**Kutipan Teks**
(Image source: kaskus.co.id)
Blogspot. Terlalu nyolotnya apa yang dilakukan oleh Ruhut, maaf, banyak sekali
yang menjulukinya sebagai penjilat. Itulah yang pernah saya baca atas
beberapa artikel tentang Ruhut, juga pernyataan-pernyataan pendek di
Twitter maupun Facebook. Pada setiap kesempatan dimanapun jika berbicara
tentang politik, Ruhut selalu mengawalinya dengan mengutarakan
kehebatan Ketua Dewan Pembina-nya yang sekarang sudah merangkap sebagai
Ketua Umum Partai politiknya. Karena hal itu selalu dilakukan, bahkan
pada porsi yang seharusnya tidak pas untuk dilakukan, itulah hal utama
mengapa banyak orang menjuluki Ruhut sebagai penjilat. Lalu
pertanyaannya adalah, apakah Sang Godfather-nya Ruhut tidak mengetahui?
Mengingat durasi dan gamblangnya keadaan, mustahil kalau tidak
mengetahuinya bukan? Jadi ….apakah kalau begitu boleh kita terjemahkan
merestui? Atau setidaknya boleh diterjemahkan “tidak keberatan” bukan?

(Entri tata letak berbasis gambar)
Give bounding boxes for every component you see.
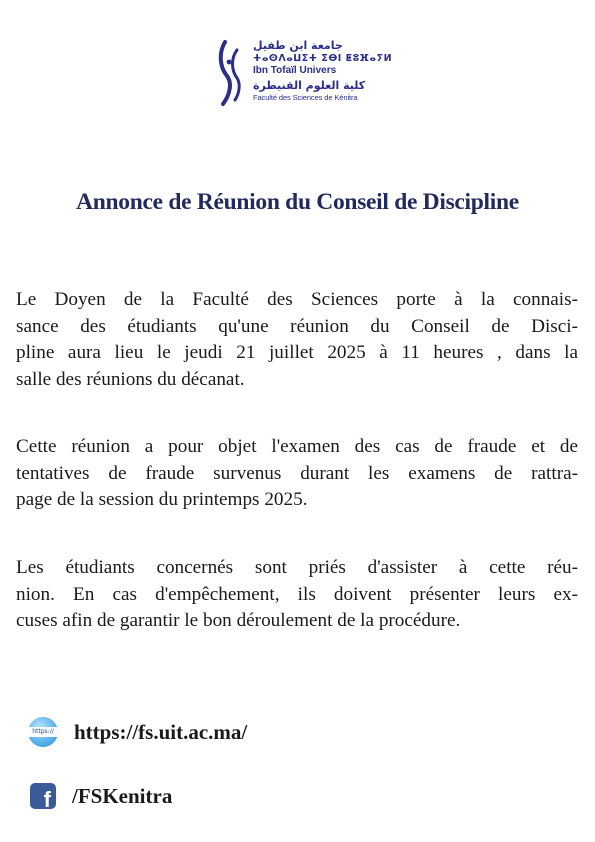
logo-emblem-icon [215,38,245,110]
facebook-icon-letter: f [43,787,51,812]
paragraph-line: pline aura lieu le jeudi 21 juillet 2025 à 11 heures , dans la [16,342,578,363]
facebook-link-row [28,780,172,812]
logo-latin-name: Ibn Tofaïl Univers [253,64,337,76]
paragraph-line: Les étudiants concernés sont priés d'assister à cette réu- [16,557,578,578]
logo-arabic-name: جامعة ابن طفيل [253,39,343,52]
logo-tifinagh-name: ⵜⴰⵙⴷⴰⵡⵉⵜ ⵉⴱⵏ ⵟⵓⴼⴰⵢⵍ [253,53,393,64]
paragraph-line: sance des étudiants qu'une réunion du Conseil de Disci- [16,315,578,337]
paragraph-line: salle des réunions du décanat. [16,368,245,390]
paragraph-line: tentatives de fraude survenus durant les examens de rattra- [16,462,578,484]
paragraph-line: Cette réunion a pour objet l'examen des cas de fraude et de [16,436,578,457]
globe-icon [28,717,58,747]
logo-faculty-name: Faculté des Sciences de Kénitra [253,92,358,102]
university-logo [215,36,393,116]
logo-arabic-faculty: كلية العلوم القنيطرة [253,78,366,92]
paragraph-line: nion. En cas d'empêchement, ils doivent présenter leurs ex- [16,583,578,605]
globe-icon-label: https:// [32,728,54,735]
paragraph-line: Le Doyen de la Faculté des Sciences porte à la connais- [16,289,578,310]
announcement-title: Annonce de Réunion du Conseil de Discipline [76,189,519,215]
paragraph-purpose [16,434,578,514]
website-link-row [28,716,247,748]
paragraph-attendance [16,555,578,635]
logo-text [253,39,393,102]
facebook-icon [30,783,56,812]
paragraph-meeting-info [16,287,578,393]
paragraph-line: page de la session du printemps 2025. [16,489,308,510]
paragraph-line: cuses afin de garantir le bon déroulement de la procédure. [16,610,461,631]
website-link[interactable]: https://fs.uit.ac.ma/ [74,719,248,744]
facebook-link[interactable]: /FSKenitra [72,783,173,808]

**Petunjuk Pengerjaan**
a: Jawablah pertanyaan berikut berdasarkan teks tentang Ruhut.
(i) Julukan apa yang banyak diberikan orang kepada Ruhut?
(ii) Di media sosial mana saja penulis membaca pernyataan-pernyataan pendek tentang Ruhut?
(iii) Apa yang selalu diutarakan Ruhut di awal setiap kali berbicara tentang politik?
b: Teruskan teks tentang Ruhut mulai dari sesudah kalimat terakhirnya.
Baris-baris data tidak diperlukan untuk latihan ini.

**Kunci Jawaban**
a:
(i) Penjilat.
(ii) Twitter dan Facebook.
(iii) Kehebatan Ketua Dewan Pembina-nya, yang sekarang sudah merangkap sebagai Ketua Umum partai politiknya.

b:
Padahal apa yang dilakukan Ruhut menurut saya lebih banyak menui negatif
dari pada positif-nya. Hampir apapun kalau “terlalu” selalu
ber-konotasi kurang bagus bukan? Yang dilakukan Ruhut sudah menjurus ke
fanatik sepertinya Sang Godfather sudah dianggap “nabi” saja, dan itu
tentu saja kontra produktif, menimbulkan resistensi terhadap pendegarnya
terutama lawan politiknya. Dan bisa jadi banyak rakyat yang terpancing
untuk ingin membuktikan bahwa “nabi”-nya Ruhut adalah manusia biasa yang
banyak salah-nya juga, tak terkecuali saya.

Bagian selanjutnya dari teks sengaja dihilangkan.